BEGIN DATA PROVIDED

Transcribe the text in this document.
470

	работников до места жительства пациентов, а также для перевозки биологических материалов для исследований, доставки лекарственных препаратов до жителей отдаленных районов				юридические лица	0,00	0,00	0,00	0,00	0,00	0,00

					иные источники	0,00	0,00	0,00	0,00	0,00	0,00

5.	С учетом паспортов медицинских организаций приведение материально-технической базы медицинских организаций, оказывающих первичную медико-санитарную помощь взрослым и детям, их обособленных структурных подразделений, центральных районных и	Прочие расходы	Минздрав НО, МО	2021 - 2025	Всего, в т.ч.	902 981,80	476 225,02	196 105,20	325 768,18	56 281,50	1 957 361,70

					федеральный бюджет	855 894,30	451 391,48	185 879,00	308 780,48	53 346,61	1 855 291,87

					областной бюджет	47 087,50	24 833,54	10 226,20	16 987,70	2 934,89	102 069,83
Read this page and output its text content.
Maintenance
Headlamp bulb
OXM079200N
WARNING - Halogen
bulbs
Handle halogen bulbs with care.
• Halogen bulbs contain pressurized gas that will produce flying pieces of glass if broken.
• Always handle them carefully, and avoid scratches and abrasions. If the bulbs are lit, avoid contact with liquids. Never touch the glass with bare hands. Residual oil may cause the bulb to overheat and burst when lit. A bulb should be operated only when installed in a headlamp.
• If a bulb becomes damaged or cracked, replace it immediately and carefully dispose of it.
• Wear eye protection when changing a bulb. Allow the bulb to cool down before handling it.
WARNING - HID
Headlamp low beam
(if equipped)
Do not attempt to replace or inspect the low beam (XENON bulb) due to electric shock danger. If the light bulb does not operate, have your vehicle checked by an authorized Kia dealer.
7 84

END DATA PROVIDED

» WORK TO BE COMPLETED
Copy out the lines that hold "when".

» RESULT
• Always handle them carefully, and avoid scratches and abrasions. If the bulbs are lit, avoid contact with liquids. Never touch the glass with bare hands. Residual oil may cause the bulb to overheat and burst when lit. A bulb should be operated only when installed in a headlamp.
• Wear eye protection when changing a bulb. Allow the bulb to cool down before handling it.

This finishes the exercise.